-------- PROVIDED RECORDS --------
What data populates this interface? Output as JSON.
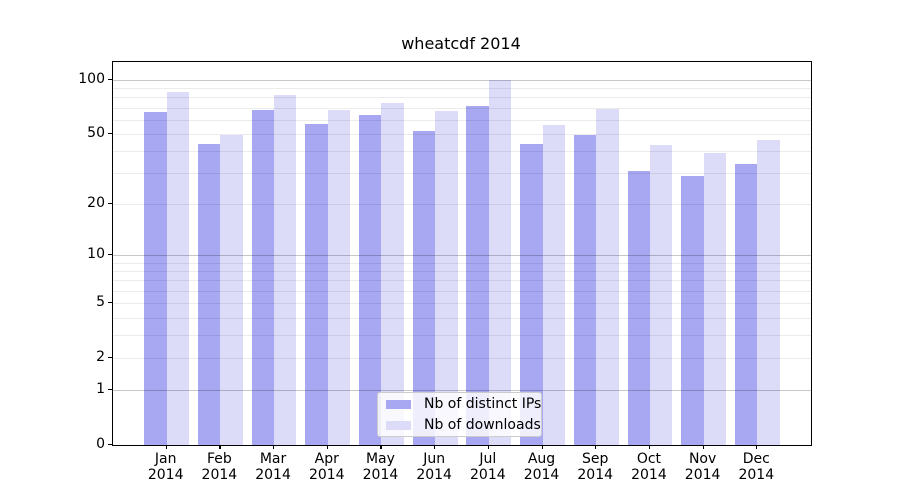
{
  "chart_data": {
    "type": "bar",
    "title": "wheatcdf 2014",
    "categories": [
      "Jan",
      "Feb",
      "Mar",
      "Apr",
      "May",
      "Jun",
      "Jul",
      "Aug",
      "Sep",
      "Oct",
      "Nov",
      "Dec"
    ],
    "year": "2014",
    "series": [
      {
        "name": "Nb of distinct IPs",
        "color": "#a8a8f2",
        "values": [
          66,
          44,
          68,
          57,
          64,
          52,
          71,
          44,
          49,
          31,
          29,
          34
        ]
      },
      {
        "name": "Nb of downloads",
        "color": "#dcdcf9",
        "values": [
          85,
          49,
          82,
          68,
          74,
          67,
          100,
          56,
          69,
          43,
          39,
          46
        ]
      }
    ],
    "xlabel": "",
    "ylabel": "",
    "yscale": "log1p",
    "ylim": [
      0,
      124
    ],
    "yticks": [
      0,
      1,
      2,
      5,
      10,
      20,
      50,
      100
    ],
    "grid": {
      "on": true,
      "major_lines": [
        1,
        10,
        100
      ],
      "minor_lines": [
        2,
        3,
        4,
        5,
        6,
        7,
        8,
        9,
        20,
        30,
        40,
        50,
        60,
        70,
        80,
        90
      ]
    },
    "legend_position": "lower center",
    "colors": {
      "spine": "#000000",
      "major_grid": "#c8c8c8",
      "minor_grid": "#ebebeb",
      "legend_border": "#cccccc"
    }
  }
}
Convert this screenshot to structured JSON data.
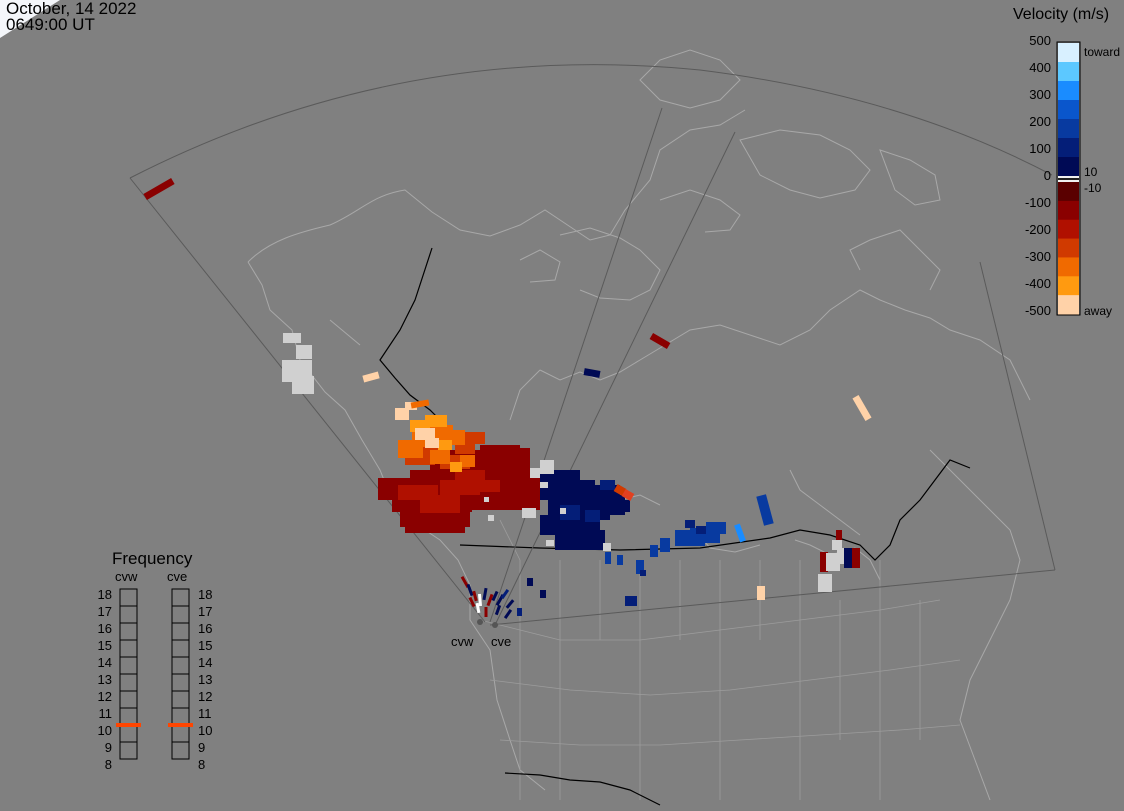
{
  "header": {
    "date": "October, 14 2022",
    "time": "0649:00 UT"
  },
  "velocity_scale": {
    "title": "Velocity (m/s)",
    "ticks": [
      "500",
      "400",
      "300",
      "200",
      "100",
      "0",
      "-100",
      "-200",
      "-300",
      "-400",
      "-500"
    ],
    "toward_label": "toward",
    "away_label": "away",
    "threshold_pos": "10",
    "threshold_neg": "-10",
    "colors_toward": [
      "#d8f0ff",
      "#5cc8ff",
      "#1a8cff",
      "#0a56cc",
      "#083aa0",
      "#041e78",
      "#000a55"
    ],
    "colors_away": [
      "#5a0000",
      "#8a0000",
      "#b01000",
      "#d03a00",
      "#f06a00",
      "#ff9a10",
      "#ffd2a8"
    ],
    "gap_colors": [
      "#f0f0f0",
      "#202020",
      "#f0f0f0"
    ]
  },
  "frequency_panel": {
    "title": "Frequency",
    "radars": [
      {
        "name": "cvw",
        "selected_mhz": 10.5
      },
      {
        "name": "cve",
        "selected_mhz": 10.5
      }
    ],
    "scale_labels": [
      "18",
      "17",
      "16",
      "15",
      "14",
      "13",
      "12",
      "11",
      "10",
      "9",
      "8"
    ],
    "marker_color": "#ff4500"
  },
  "map": {
    "radar_labels": [
      "cvw",
      "cve"
    ],
    "background_color": "#808080",
    "land_color": "#a8a8a8",
    "border_color": "#000000"
  }
}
--------
● **TASK TO COMPLETE**: Return the listing above in full and without alteration, excluding its pictures.

● **CORRECT ANSWER**:
What data populates this interface? Output as JSON.
{
  "chart_data": {
    "type": "bar",
    "title": "wheatcdf 2014",
    "categories": [
      "Jan",
      "Feb",
      "Mar",
      "Apr",
      "May",
      "Jun",
      "Jul",
      "Aug",
      "Sep",
      "Oct",
      "Nov",
      "Dec"
    ],
    "year": "2014",
    "series": [
      {
        "name": "Nb of distinct IPs",
        "color": "#a8a8f2",
        "values": [
          66,
          44,
          68,
          57,
          64,
          52,
          71,
          44,
          49,
          31,
          29,
          34
        ]
      },
      {
        "name": "Nb of downloads",
        "color": "#dcdcf9",
        "values": [
          85,
          49,
          82,
          68,
          74,
          67,
          100,
          56,
          69,
          43,
          39,
          46
        ]
      }
    ],
    "xlabel": "",
    "ylabel": "",
    "yscale": "log1p",
    "ylim": [
      0,
      124
    ],
    "yticks": [
      0,
      1,
      2,
      5,
      10,
      20,
      50,
      100
    ],
    "grid": {
      "on": true,
      "major_lines": [
        1,
        10,
        100
      ],
      "minor_lines": [
        2,
        3,
        4,
        5,
        6,
        7,
        8,
        9,
        20,
        30,
        40,
        50,
        60,
        70,
        80,
        90
      ]
    },
    "legend_position": "lower center",
    "colors": {
      "spine": "#000000",
      "major_grid": "#c8c8c8",
      "minor_grid": "#ebebeb",
      "legend_border": "#cccccc"
    }
  }
}
Convert this screenshot to structured JSON data.
{
  "header": {
    "date": "October, 14 2022",
    "time": "0649:00 UT"
  },
  "velocity_scale": {
    "title": "Velocity (m/s)",
    "ticks": [
      "500",
      "400",
      "300",
      "200",
      "100",
      "0",
      "-100",
      "-200",
      "-300",
      "-400",
      "-500"
    ],
    "toward_label": "toward",
    "away_label": "away",
    "threshold_pos": "10",
    "threshold_neg": "-10",
    "colors_toward": [
      "#d8f0ff",
      "#5cc8ff",
      "#1a8cff",
      "#0a56cc",
      "#083aa0",
      "#041e78",
      "#000a55"
    ],
    "colors_away": [
      "#5a0000",
      "#8a0000",
      "#b01000",
      "#d03a00",
      "#f06a00",
      "#ff9a10",
      "#ffd2a8"
    ],
    "gap_colors": [
      "#f0f0f0",
      "#202020",
      "#f0f0f0"
    ]
  },
  "frequency_panel": {
    "title": "Frequency",
    "radars": [
      {
        "name": "cvw",
        "selected_mhz": 10.5
      },
      {
        "name": "cve",
        "selected_mhz": 10.5
      }
    ],
    "scale_labels": [
      "18",
      "17",
      "16",
      "15",
      "14",
      "13",
      "12",
      "11",
      "10",
      "9",
      "8"
    ],
    "marker_color": "#ff4500"
  },
  "map": {
    "radar_labels": [
      "cvw",
      "cve"
    ],
    "background_color": "#808080",
    "land_color": "#a8a8a8",
    "border_color": "#000000"
  }
}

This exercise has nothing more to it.